_Source text_
——
> From: Leon Rosenberg [mailto:[EMAIL PROTECTED] 
> Subject: Re: Performance tricks with multiple tomcat instances
> 
> Hmm, I always thought operations which are declared atomic 
> are guaranted to be executed at once, for example addition.

Addition is normally not atomic; assignment normally is.  Exceptions
exist, of course.

> Unfortunately we have water damage, so my desk and my pc are
> in the kitchen, because my workroom is used as nursery, so I
> can't check in the books right now :-(

I know the feeling of disruption: both our bathrooms at home are being
remodeled at the same time...

> we experienced a 1:1 ratio between tomcat threads and 
> parallel incoming requests. The timeout was 20 seconds,
> but each test client just shot requests one after another.

That's not real-world behavior, which would normally include a variable
delay between requests. (Our test drivers do when we're simulating
real-world performance; we eliminate the delay when doing stress
testing.)

> With http 1.0 the number of actually busy threads droped
> down to approx. 20.

Definitely something odd going on.  This warrants further research,
which I don't have time to do right now.

> I haven't looked in the source code, but at the time of tomcat 5
> development the NIO wasn't yet released, so there were no select in
> java available.

The select capability isn't required to implement the behavior I
described.  Once the request is read in over the wire, the request
object is passed off to a worker thread, and the reader thread goes back
for another one.  I'm going to have to dig deeper into the Catalina
connector code when I get a bit more time.
——
_Recorded information_
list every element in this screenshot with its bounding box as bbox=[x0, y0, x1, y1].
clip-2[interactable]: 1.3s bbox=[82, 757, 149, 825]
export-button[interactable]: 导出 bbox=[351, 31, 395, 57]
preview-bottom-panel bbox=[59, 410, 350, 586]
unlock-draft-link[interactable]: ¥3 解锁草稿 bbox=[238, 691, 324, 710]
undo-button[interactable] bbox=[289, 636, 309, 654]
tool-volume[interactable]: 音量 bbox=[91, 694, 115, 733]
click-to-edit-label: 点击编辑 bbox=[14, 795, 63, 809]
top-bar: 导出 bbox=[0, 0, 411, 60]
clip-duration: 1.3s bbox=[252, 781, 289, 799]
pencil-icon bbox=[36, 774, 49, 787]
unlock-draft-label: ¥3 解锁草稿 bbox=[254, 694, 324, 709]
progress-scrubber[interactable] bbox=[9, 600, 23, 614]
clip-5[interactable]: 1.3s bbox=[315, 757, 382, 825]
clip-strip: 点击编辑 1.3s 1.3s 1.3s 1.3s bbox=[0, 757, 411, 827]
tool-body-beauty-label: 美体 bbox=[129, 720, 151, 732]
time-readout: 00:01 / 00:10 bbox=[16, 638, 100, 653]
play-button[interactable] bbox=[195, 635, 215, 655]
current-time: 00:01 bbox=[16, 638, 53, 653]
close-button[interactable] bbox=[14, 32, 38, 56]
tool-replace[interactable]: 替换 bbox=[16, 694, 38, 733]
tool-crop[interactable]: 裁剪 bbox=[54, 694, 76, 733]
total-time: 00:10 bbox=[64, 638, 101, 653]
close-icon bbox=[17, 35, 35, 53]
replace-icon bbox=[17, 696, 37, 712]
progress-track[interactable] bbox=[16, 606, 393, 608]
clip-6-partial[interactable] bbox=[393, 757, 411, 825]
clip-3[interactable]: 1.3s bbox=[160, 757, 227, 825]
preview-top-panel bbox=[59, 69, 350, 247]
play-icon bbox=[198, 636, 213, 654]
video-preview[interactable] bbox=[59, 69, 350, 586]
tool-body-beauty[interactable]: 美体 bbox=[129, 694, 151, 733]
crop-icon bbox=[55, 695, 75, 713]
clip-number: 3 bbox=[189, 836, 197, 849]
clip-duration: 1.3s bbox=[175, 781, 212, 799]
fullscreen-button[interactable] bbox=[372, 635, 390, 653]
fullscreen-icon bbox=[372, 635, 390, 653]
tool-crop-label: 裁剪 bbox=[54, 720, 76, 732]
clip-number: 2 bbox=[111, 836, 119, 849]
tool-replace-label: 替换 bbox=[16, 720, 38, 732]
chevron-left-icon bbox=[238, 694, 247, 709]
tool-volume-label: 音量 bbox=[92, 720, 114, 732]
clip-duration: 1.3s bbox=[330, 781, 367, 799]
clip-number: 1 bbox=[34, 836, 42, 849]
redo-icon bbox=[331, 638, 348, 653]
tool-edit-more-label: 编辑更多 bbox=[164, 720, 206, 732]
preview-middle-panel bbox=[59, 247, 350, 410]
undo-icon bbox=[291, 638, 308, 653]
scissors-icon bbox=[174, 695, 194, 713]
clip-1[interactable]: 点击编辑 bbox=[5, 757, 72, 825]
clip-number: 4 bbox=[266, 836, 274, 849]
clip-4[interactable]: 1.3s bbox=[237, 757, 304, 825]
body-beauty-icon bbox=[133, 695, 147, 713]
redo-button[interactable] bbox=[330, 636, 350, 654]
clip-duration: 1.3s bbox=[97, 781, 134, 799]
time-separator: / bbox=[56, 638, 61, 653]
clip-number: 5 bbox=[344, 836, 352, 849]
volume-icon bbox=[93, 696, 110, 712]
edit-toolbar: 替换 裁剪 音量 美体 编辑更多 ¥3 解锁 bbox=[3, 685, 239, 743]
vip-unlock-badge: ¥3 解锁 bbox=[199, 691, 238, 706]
——
_Required action_
List every room of a home that the Tomcat performance message names. The records come from a different source than the message above them.

_Exercise output_
kitchen, workroom, nursery, bathrooms